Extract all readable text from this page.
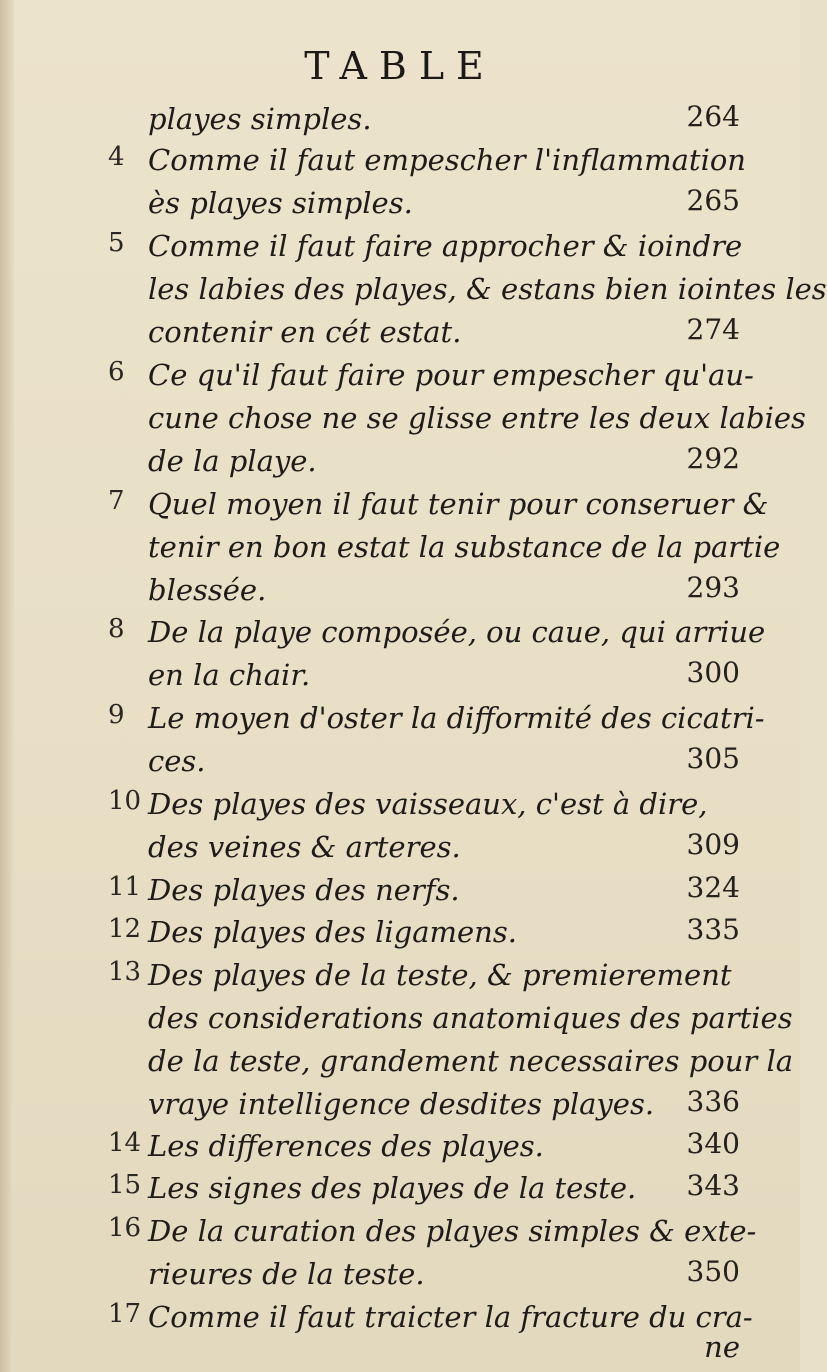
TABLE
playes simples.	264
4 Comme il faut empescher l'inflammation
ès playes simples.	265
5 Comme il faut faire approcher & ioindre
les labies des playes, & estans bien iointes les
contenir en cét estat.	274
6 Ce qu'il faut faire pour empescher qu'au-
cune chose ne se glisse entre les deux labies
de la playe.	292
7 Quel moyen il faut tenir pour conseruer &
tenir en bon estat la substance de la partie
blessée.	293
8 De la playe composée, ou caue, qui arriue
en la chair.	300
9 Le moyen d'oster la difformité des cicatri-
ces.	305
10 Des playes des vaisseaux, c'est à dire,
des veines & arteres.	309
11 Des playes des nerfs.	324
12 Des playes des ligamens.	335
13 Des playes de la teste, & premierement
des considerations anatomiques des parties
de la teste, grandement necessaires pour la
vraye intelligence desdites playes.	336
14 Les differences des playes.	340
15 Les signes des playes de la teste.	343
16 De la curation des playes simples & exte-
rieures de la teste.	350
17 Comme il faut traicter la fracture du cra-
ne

#### SET TASK
Write the records out again in full, exactly, and skip every picture.

#### WRITTEN REPLY
Extract all readable text from this page.
TABLE
playes simples.	264
4 Comme il faut empescher l'inflammation
ès playes simples.	265
5 Comme il faut faire approcher & ioindre
les labies des playes, & estans bien iointes les
contenir en cét estat.	274
6 Ce qu'il faut faire pour empescher qu'au-
cune chose ne se glisse entre les deux labies
de la playe.	292
7 Quel moyen il faut tenir pour conseruer &
tenir en bon estat la substance de la partie
blessée.	293
8 De la playe composée, ou caue, qui arriue
en la chair.	300
9 Le moyen d'oster la difformité des cicatri-
ces.	305
10 Des playes des vaisseaux, c'est à dire,
des veines & arteres.	309
11 Des playes des nerfs.	324
12 Des playes des ligamens.	335
13 Des playes de la teste, & premierement
des considerations anatomiques des parties
de la teste, grandement necessaires pour la
vraye intelligence desdites playes.	336
14 Les differences des playes.	340
15 Les signes des playes de la teste.	343
16 De la curation des playes simples & exte-
rieures de la teste.	350
17 Comme il faut traicter la fracture du cra-
ne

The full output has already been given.